## [Exercise goal]
Lay out the entries starting at the line containing "point xyxy=(93,269,96,272)" and ending at the line containing "y-tick-label: 0.15 xyxy=(18,119,36,128)", both included, as a JSON list of strings with one string per line and blank lines omitted.

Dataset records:
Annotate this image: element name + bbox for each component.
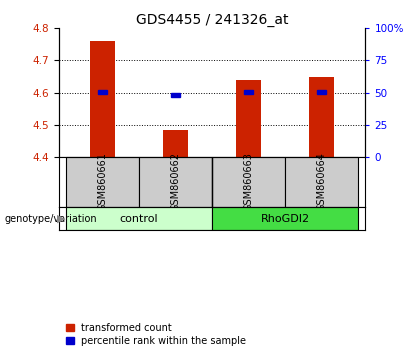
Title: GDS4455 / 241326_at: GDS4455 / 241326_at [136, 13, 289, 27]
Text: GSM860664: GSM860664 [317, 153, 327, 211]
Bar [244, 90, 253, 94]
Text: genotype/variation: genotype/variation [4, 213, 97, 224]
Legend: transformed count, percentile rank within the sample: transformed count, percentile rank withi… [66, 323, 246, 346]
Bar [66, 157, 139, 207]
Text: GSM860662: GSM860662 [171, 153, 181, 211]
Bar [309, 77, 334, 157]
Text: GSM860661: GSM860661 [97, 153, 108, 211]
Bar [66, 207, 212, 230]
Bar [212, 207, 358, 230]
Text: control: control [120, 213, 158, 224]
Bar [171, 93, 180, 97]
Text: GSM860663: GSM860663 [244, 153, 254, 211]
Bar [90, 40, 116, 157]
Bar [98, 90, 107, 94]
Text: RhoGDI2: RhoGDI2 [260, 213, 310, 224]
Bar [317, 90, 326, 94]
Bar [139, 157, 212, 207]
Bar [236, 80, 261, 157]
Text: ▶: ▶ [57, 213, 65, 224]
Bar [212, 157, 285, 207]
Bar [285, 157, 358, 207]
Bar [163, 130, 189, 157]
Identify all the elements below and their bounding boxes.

* * *

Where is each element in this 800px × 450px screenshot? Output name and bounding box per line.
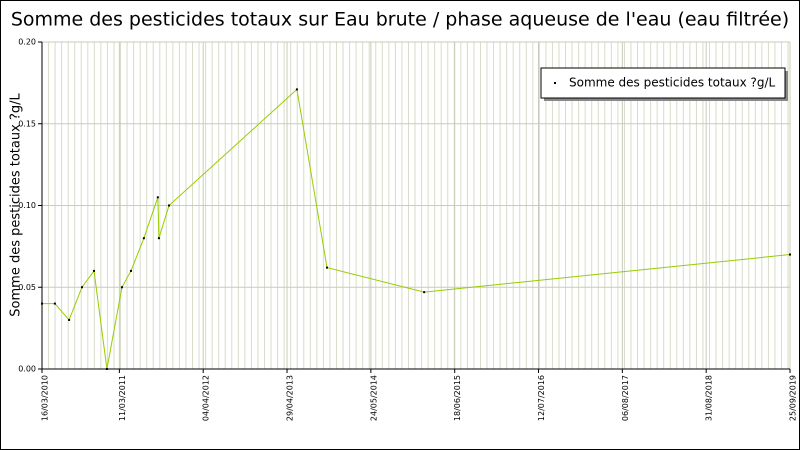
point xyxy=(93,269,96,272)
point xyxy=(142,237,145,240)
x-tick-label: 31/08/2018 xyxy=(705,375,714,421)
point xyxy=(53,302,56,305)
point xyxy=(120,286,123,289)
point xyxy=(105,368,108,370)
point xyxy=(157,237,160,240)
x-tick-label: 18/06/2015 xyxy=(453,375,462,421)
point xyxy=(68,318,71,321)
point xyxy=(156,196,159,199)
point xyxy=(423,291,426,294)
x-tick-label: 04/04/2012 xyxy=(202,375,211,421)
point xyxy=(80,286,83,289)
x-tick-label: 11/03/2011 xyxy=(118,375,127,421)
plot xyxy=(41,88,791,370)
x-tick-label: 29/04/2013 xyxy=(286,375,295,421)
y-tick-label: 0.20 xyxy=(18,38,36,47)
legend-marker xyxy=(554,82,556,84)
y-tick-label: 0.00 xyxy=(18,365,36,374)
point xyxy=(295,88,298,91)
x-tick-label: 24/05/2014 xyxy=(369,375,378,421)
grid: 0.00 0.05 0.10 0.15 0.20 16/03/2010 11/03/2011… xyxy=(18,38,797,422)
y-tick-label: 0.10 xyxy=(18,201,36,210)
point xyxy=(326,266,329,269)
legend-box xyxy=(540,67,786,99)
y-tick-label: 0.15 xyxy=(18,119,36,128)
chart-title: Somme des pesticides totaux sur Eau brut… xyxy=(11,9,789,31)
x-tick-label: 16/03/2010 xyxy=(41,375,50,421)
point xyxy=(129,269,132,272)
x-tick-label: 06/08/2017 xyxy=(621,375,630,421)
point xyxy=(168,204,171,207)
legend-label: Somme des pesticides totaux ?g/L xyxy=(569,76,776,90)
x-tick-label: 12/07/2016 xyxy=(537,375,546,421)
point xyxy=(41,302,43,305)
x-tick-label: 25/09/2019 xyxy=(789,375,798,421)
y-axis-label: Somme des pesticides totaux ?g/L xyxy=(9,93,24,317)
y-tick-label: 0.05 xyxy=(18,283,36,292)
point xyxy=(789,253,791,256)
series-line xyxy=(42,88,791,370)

## [Correct response]
[
  "point xyxy=(93,269,96,272)",
  "point xyxy=(142,237,145,240)",
  "x-tick-label: 31/08/2018 xyxy=(705,375,714,421)",
  "point xyxy=(53,302,56,305)",
  "point xyxy=(120,286,123,289)",
  "point xyxy=(105,368,108,370)",
  "point xyxy=(157,237,160,240)",
  "x-tick-label: 18/06/2015 xyxy=(453,375,462,421)",
  "point xyxy=(68,318,71,321)",
  "point xyxy=(156,196,159,199)",
  "point xyxy=(423,291,426,294)",
  "x-tick-label: 04/04/2012 xyxy=(202,375,211,421)",
  "point xyxy=(80,286,83,289)",
  "x-tick-label: 11/03/2011 xyxy=(118,375,127,421)",
  "plot xyxy=(41,88,791,370)",
  "x-tick-label: 29/04/2013 xyxy=(286,375,295,421)",
  "y-tick-label: 0.20 xyxy=(18,38,36,47)",
  "legend-marker xyxy=(554,82,556,84)",
  "y-tick-label: 0.00 xyxy=(18,365,36,374)",
  "point xyxy=(295,88,298,91)",
  "x-tick-label: 24/05/2014 xyxy=(369,375,378,421)",
  "grid: 0.00 0.05 0.10 0.15 0.20 16/03/2010 11/03/2011… xyxy=(18,38,797,422)",
  "y-tick-label: 0.10 xyxy=(18,201,36,210)",
  "point xyxy=(326,266,329,269)",
  "legend-box xyxy=(540,67,786,99)",
  "y-tick-label: 0.15 xyxy=(18,119,36,128)"
]